***** Dataset entries

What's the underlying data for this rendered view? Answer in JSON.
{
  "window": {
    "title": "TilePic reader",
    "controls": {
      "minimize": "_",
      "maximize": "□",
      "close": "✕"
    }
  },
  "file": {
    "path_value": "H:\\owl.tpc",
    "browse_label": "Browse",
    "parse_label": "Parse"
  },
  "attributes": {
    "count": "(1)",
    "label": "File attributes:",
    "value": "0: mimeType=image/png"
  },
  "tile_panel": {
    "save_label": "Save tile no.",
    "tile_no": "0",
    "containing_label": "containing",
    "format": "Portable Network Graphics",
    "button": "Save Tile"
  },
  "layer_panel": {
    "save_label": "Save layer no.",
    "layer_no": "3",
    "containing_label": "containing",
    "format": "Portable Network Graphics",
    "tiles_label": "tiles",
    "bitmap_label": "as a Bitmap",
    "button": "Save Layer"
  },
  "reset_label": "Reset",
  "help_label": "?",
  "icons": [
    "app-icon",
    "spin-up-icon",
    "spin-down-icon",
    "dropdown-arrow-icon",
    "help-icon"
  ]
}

**********

Set all of the entries down again, exactly as they were given.

_Worked answer_
What's the underlying data for this rendered view? Answer in JSON.
{
  "window": {
    "title": "TilePic reader",
    "controls": {
      "minimize": "_",
      "maximize": "□",
      "close": "✕"
    }
  },
  "file": {
    "path_value": "H:\\owl.tpc",
    "browse_label": "Browse",
    "parse_label": "Parse"
  },
  "attributes": {
    "count": "(1)",
    "label": "File attributes:",
    "value": "0: mimeType=image/png"
  },
  "tile_panel": {
    "save_label": "Save tile no.",
    "tile_no": "0",
    "containing_label": "containing",
    "format": "Portable Network Graphics",
    "button": "Save Tile"
  },
  "layer_panel": {
    "save_label": "Save layer no.",
    "layer_no": "3",
    "containing_label": "containing",
    "format": "Portable Network Graphics",
    "tiles_label": "tiles",
    "bitmap_label": "as a Bitmap",
    "button": "Save Layer"
  },
  "reset_label": "Reset",
  "help_label": "?",
  "icons": [
    "app-icon",
    "spin-up-icon",
    "spin-down-icon",
    "dropdown-arrow-icon",
    "help-icon"
  ]
}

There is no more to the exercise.